Data entries:
_ _ _

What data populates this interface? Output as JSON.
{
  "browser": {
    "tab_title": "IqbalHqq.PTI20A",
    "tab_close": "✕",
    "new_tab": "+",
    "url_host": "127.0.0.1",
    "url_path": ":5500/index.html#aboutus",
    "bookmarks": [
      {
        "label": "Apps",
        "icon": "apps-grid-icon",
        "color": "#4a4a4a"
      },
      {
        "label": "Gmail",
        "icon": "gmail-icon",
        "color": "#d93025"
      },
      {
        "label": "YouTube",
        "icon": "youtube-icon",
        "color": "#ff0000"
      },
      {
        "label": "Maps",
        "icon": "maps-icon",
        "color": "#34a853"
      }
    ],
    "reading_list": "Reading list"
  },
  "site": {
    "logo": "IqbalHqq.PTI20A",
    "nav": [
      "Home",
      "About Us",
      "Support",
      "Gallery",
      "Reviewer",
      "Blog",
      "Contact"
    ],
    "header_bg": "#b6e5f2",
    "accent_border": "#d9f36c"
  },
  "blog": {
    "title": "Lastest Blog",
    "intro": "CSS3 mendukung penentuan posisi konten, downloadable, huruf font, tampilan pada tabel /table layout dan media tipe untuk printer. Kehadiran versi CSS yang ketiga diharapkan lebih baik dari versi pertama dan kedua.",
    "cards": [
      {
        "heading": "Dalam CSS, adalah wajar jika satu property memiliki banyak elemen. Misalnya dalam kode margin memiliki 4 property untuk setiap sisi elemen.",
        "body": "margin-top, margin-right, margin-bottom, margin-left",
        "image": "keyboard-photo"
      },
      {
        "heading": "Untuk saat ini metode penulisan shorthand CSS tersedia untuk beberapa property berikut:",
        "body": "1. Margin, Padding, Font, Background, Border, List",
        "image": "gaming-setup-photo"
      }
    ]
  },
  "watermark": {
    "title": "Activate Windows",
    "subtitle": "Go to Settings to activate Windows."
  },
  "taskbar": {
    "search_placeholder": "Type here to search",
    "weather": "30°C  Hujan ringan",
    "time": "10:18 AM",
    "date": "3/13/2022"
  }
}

_ _ _

- _Requirement_: Transcribe the material exactly as it reads.

- _Worked solution_:
What data populates this interface? Output as JSON.
{
  "browser": {
    "tab_title": "IqbalHqq.PTI20A",
    "tab_close": "✕",
    "new_tab": "+",
    "url_host": "127.0.0.1",
    "url_path": ":5500/index.html#aboutus",
    "bookmarks": [
      {
        "label": "Apps",
        "icon": "apps-grid-icon",
        "color": "#4a4a4a"
      },
      {
        "label": "Gmail",
        "icon": "gmail-icon",
        "color": "#d93025"
      },
      {
        "label": "YouTube",
        "icon": "youtube-icon",
        "color": "#ff0000"
      },
      {
        "label": "Maps",
        "icon": "maps-icon",
        "color": "#34a853"
      }
    ],
    "reading_list": "Reading list"
  },
  "site": {
    "logo": "IqbalHqq.PTI20A",
    "nav": [
      "Home",
      "About Us",
      "Support",
      "Gallery",
      "Reviewer",
      "Blog",
      "Contact"
    ],
    "header_bg": "#b6e5f2",
    "accent_border": "#d9f36c"
  },
  "blog": {
    "title": "Lastest Blog",
    "intro": "CSS3 mendukung penentuan posisi konten, downloadable, huruf font, tampilan pada tabel /table layout dan media tipe untuk printer. Kehadiran versi CSS yang ketiga diharapkan lebih baik dari versi pertama dan kedua.",
    "cards": [
      {
        "heading": "Dalam CSS, adalah wajar jika satu property memiliki banyak elemen. Misalnya dalam kode margin memiliki 4 property untuk setiap sisi elemen.",
        "body": "margin-top, margin-right, margin-bottom, margin-left",
        "image": "keyboard-photo"
      },
      {
        "heading": "Untuk saat ini metode penulisan shorthand CSS tersedia untuk beberapa property berikut:",
        "body": "1. Margin, Padding, Font, Background, Border, List",
        "image": "gaming-setup-photo"
      }
    ]
  },
  "watermark": {
    "title": "Activate Windows",
    "subtitle": "Go to Settings to activate Windows."
  },
  "taskbar": {
    "search_placeholder": "Type here to search",
    "weather": "30°C  Hujan ringan",
    "time": "10:18 AM",
    "date": "3/13/2022"
  }
}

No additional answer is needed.